● TASK: Copy every line of the entries that includes the word "icon".

● RECORD EXTRACTS:
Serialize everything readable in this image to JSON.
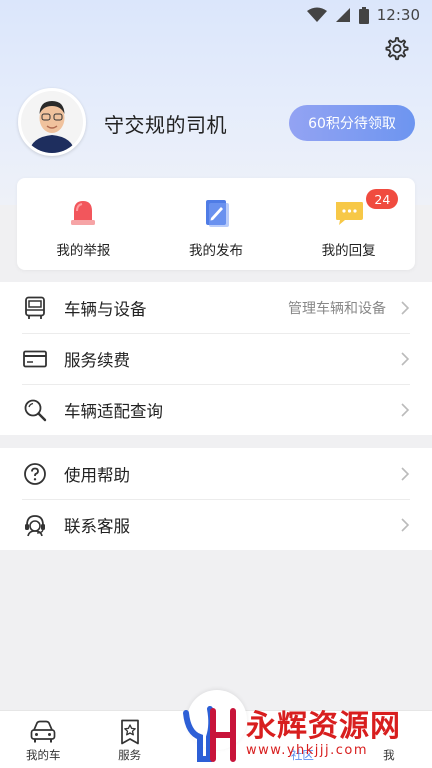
{
  "status": {
    "time": "12:30"
  },
  "profile": {
    "username": "守交规的司机",
    "points_button": "60积分待领取"
  },
  "quick_actions": [
    {
      "label": "我的举报",
      "icon": "alarm-light-icon"
    },
    {
      "label": "我的发布",
      "icon": "edit-document-icon"
    },
    {
      "label": "我的回复",
      "icon": "chat-bubble-icon",
      "badge": "24"
    }
  ],
  "menu_group_1": [
    {
      "label": "车辆与设备",
      "sub": "管理车辆和设备",
      "icon": "bus-icon"
    },
    {
      "label": "服务续费",
      "icon": "card-icon"
    },
    {
      "label": "车辆适配查询",
      "icon": "search-icon"
    }
  ],
  "menu_group_2": [
    {
      "label": "使用帮助",
      "icon": "help-icon"
    },
    {
      "label": "联系客服",
      "icon": "customer-service-icon"
    }
  ],
  "tabbar": {
    "tabs": [
      {
        "label": "我的车"
      },
      {
        "label": "服务"
      },
      {
        "label": ""
      },
      {
        "label": "社区"
      },
      {
        "label": "我"
      }
    ]
  },
  "watermark": {
    "brand": "永辉资源网",
    "url": "www.yhkjjj.com"
  },
  "colors": {
    "accent": "#6d95f0",
    "badge": "#f04b3f",
    "watermark": "#d81e1e"
  }
}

● SOLUTION BELOW:
      "icon": "alarm-light-icon"
      "icon": "edit-document-icon"
      "icon": "chat-bubble-icon",
      "icon": "bus-icon"
      "icon": "card-icon"
      "icon": "search-icon"
      "icon": "help-icon"
      "icon": "customer-service-icon"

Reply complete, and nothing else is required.